Request:
Copy all entries without alteration and skip the pictures they hold.

[begin Provided entries]

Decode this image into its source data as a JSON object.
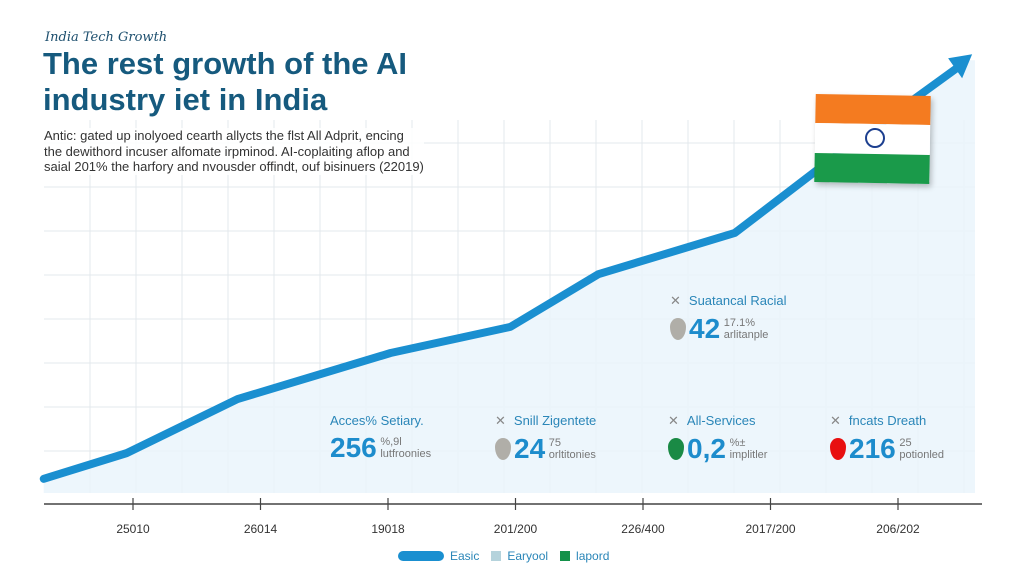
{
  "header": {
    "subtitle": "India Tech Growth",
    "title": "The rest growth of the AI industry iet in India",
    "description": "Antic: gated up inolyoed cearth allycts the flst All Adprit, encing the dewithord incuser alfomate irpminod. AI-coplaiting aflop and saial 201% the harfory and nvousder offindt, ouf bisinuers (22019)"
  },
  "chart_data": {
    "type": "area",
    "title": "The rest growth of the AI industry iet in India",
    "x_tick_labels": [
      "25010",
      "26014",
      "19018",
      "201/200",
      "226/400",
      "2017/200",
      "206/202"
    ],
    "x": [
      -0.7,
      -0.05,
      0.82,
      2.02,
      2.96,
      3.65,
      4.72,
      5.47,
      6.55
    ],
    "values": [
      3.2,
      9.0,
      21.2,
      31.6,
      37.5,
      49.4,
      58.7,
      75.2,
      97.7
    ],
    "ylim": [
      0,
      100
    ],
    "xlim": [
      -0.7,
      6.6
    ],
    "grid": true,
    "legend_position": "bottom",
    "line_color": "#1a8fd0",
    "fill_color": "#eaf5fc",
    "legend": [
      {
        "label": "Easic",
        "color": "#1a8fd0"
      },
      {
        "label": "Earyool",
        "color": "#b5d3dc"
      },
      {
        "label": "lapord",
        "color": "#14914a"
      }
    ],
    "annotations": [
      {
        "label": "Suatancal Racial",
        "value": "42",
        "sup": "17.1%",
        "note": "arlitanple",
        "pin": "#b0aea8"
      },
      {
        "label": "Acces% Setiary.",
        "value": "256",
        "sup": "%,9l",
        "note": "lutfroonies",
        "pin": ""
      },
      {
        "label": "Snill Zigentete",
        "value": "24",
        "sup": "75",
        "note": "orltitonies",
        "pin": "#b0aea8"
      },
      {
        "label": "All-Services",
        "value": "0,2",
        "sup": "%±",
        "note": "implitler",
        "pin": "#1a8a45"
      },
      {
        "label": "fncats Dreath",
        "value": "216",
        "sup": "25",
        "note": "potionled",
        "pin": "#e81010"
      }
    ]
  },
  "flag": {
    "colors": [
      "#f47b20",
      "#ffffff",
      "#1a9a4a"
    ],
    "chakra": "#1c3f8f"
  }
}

[end Provided entries]

Written reply:
Decode this image into its source data as a JSON object.
{
  "header": {
    "subtitle": "India Tech Growth",
    "title": "The rest growth of the AI industry iet in India",
    "description": "Antic: gated up inolyoed cearth allycts the flst All Adprit, encing the dewithord incuser alfomate irpminod. AI-coplaiting aflop and saial 201% the harfory and nvousder offindt, ouf bisinuers (22019)"
  },
  "chart_data": {
    "type": "area",
    "title": "The rest growth of the AI industry iet in India",
    "x_tick_labels": [
      "25010",
      "26014",
      "19018",
      "201/200",
      "226/400",
      "2017/200",
      "206/202"
    ],
    "x": [
      -0.7,
      -0.05,
      0.82,
      2.02,
      2.96,
      3.65,
      4.72,
      5.47,
      6.55
    ],
    "values": [
      3.2,
      9.0,
      21.2,
      31.6,
      37.5,
      49.4,
      58.7,
      75.2,
      97.7
    ],
    "ylim": [
      0,
      100
    ],
    "xlim": [
      -0.7,
      6.6
    ],
    "grid": true,
    "legend_position": "bottom",
    "line_color": "#1a8fd0",
    "fill_color": "#eaf5fc",
    "legend": [
      {
        "label": "Easic",
        "color": "#1a8fd0"
      },
      {
        "label": "Earyool",
        "color": "#b5d3dc"
      },
      {
        "label": "lapord",
        "color": "#14914a"
      }
    ],
    "annotations": [
      {
        "label": "Suatancal Racial",
        "value": "42",
        "sup": "17.1%",
        "note": "arlitanple",
        "pin": "#b0aea8"
      },
      {
        "label": "Acces% Setiary.",
        "value": "256",
        "sup": "%,9l",
        "note": "lutfroonies",
        "pin": ""
      },
      {
        "label": "Snill Zigentete",
        "value": "24",
        "sup": "75",
        "note": "orltitonies",
        "pin": "#b0aea8"
      },
      {
        "label": "All-Services",
        "value": "0,2",
        "sup": "%±",
        "note": "implitler",
        "pin": "#1a8a45"
      },
      {
        "label": "fncats Dreath",
        "value": "216",
        "sup": "25",
        "note": "potionled",
        "pin": "#e81010"
      }
    ]
  },
  "flag": {
    "colors": [
      "#f47b20",
      "#ffffff",
      "#1a9a4a"
    ],
    "chakra": "#1c3f8f"
  }
}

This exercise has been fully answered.